* Required task:
Every record should be written out exactly, please.

* Material provided:
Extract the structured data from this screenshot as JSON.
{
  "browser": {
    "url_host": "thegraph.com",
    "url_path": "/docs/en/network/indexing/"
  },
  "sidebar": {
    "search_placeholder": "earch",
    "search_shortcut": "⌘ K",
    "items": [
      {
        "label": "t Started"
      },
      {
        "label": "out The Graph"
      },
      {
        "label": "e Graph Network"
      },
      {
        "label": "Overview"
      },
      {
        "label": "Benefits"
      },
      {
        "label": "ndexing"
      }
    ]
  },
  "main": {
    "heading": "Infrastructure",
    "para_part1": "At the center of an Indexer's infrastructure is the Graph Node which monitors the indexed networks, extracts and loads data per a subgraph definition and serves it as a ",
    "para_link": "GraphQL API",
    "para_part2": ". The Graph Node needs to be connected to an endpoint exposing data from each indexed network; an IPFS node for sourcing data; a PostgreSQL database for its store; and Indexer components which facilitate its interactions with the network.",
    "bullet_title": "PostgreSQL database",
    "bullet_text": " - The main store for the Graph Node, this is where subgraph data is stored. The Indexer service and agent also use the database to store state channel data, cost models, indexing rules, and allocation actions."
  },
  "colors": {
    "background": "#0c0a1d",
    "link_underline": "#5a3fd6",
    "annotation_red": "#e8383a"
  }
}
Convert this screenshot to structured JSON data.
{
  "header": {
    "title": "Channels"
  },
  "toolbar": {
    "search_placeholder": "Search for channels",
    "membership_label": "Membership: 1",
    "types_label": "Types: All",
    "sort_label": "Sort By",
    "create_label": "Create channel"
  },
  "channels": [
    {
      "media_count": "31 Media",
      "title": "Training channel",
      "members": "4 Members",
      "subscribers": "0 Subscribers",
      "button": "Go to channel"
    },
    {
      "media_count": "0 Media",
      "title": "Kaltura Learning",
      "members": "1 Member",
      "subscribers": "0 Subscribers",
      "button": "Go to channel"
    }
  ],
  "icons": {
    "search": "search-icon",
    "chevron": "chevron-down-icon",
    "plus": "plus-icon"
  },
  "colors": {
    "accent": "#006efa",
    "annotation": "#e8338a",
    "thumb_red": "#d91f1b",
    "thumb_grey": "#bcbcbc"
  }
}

* Response for this exercise:
Extract the structured data from this screenshot as JSON.
{
  "browser": {
    "url_host": "thegraph.com",
    "url_path": "/docs/en/network/indexing/"
  },
  "sidebar": {
    "search_placeholder": "earch",
    "search_shortcut": "⌘ K",
    "items": [
      {
        "label": "t Started"
      },
      {
        "label": "out The Graph"
      },
      {
        "label": "e Graph Network"
      },
      {
        "label": "Overview"
      },
      {
        "label": "Benefits"
      },
      {
        "label": "ndexing"
      }
    ]
  },
  "main": {
    "heading": "Infrastructure",
    "para_part1": "At the center of an Indexer's infrastructure is the Graph Node which monitors the indexed networks, extracts and loads data per a subgraph definition and serves it as a ",
    "para_link": "GraphQL API",
    "para_part2": ". The Graph Node needs to be connected to an endpoint exposing data from each indexed network; an IPFS node for sourcing data; a PostgreSQL database for its store; and Indexer components which facilitate its interactions with the network.",
    "bullet_title": "PostgreSQL database",
    "bullet_text": " - The main store for the Graph Node, this is where subgraph data is stored. The Indexer service and agent also use the database to store state channel data, cost models, indexing rules, and allocation actions."
  },
  "colors": {
    "background": "#0c0a1d",
    "link_underline": "#5a3fd6",
    "annotation_red": "#e8383a"
  }
}
Convert this screenshot to structured JSON data.
{
  "header": {
    "title": "Channels"
  },
  "toolbar": {
    "search_placeholder": "Search for channels",
    "membership_label": "Membership: 1",
    "types_label": "Types: All",
    "sort_label": "Sort By",
    "create_label": "Create channel"
  },
  "channels": [
    {
      "media_count": "31 Media",
      "title": "Training channel",
      "members": "4 Members",
      "subscribers": "0 Subscribers",
      "button": "Go to channel"
    },
    {
      "media_count": "0 Media",
      "title": "Kaltura Learning",
      "members": "1 Member",
      "subscribers": "0 Subscribers",
      "button": "Go to channel"
    }
  ],
  "icons": {
    "search": "search-icon",
    "chevron": "chevron-down-icon",
    "plus": "plus-icon"
  },
  "colors": {
    "accent": "#006efa",
    "annotation": "#e8338a",
    "thumb_red": "#d91f1b",
    "thumb_grey": "#bcbcbc"
  }
}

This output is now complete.